もったいない精神で規格外食材活用を企画 エードット・伊達晃洋社長

 

 食の安心安全、おいしさを求める消費者から国産食材に対する関心は高まるばかりだ。一方で、大きすぎたり傷があるなどで規格から外れた食材は、食味に影響なくとも産地や流通現場で売り物からは排除され、廃棄処分となる場合もある。こうした「もったいない」食材を調理して「おいしく」提供する飲食店を企画し、注目を集めているのが飲食店プロデュースを手掛けるエードットだ。生産者や流通業者が一度は思い悩む規格外食材の活用を「もったいないアクション」と名付け、活動を続ける伊達晃洋社長の下には連日、関係者からの問い合わせが相次いでいるという。

> 提供資料
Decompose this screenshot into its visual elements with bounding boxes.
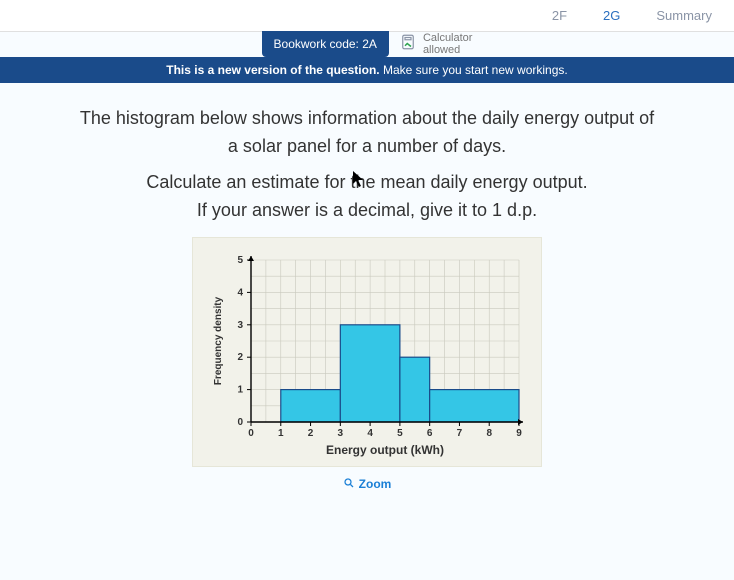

> 以下の課題
**a)** 規格外食材活用についての本文をもとに、次の問いに答えてください。
(i) 規格から外れた食材の例として、どのようなものが挙げられていますか。
(ii) エードットは何を手掛けている会社ですか。
(iii) 伊達晃洋社長は、規格外食材の活用を何と名付けていますか。
**b)** 規格外食材活用についての本文を、最後の文の後から書き進めてください。

> 課題別の結果
**a)**
(i) 大きすぎたり傷があるなどの食材です。
(ii) 飲食店プロデュースです。
(iii) 「もったいないアクション」です。

**b)**
 --「もったいないアクション」のきっかけは

 「2013年春に高級炊飯器のPRイベントを手がけ、築地市場の仲卸業者とのつながりができた。魚の競り場を見学した際に、目の前に並ぶ新鮮な海産物の5%が売れ残り、最終的には廃棄する場合もあると聞いた。仲卸の方も『もったいないんだよね』と。たとえばカニだと脚が1本ないだけで敬遠される。それなら、消費者に情報開示した上で調理して提供する魚介類中心の居酒屋をやれば、食材を有効活用できると考えた。仲卸業者にアイデアを出したところ、飲食業のプロを紹介され、協働する形で15年1月に東京・丸の内に第1号店となる『魚治』を開店した」

 --反響は大きく、その後は4店に拡大した

 「魚介中心は2店で、全国で30の農家・団体と連携する野菜中心の店と、山陰地方の食材を扱う天ぷら屋が都内で稼働している。開店する度、規格外問題に悩む生産者、消費者に売りたい小売り、食材として欲しい飲食店から問い合わせがある」

 --誰もがもったいないと思っても、手を付けてこなかった

 「築地市場で買い手の付かない食材や、生産地で市場に出せない規格外の野菜や魚介類を産直で扱うため、生産者の収入増につながった。それは今後も守りたい点だ。一方で、産直品は現状の規模では輸送費割合が高く、課題もある」

 --今後の展開予定は

 「当初、1社だった築地市場の仲卸との取引は10社に拡大した。年内に2店舗の新規出店を計画中だ」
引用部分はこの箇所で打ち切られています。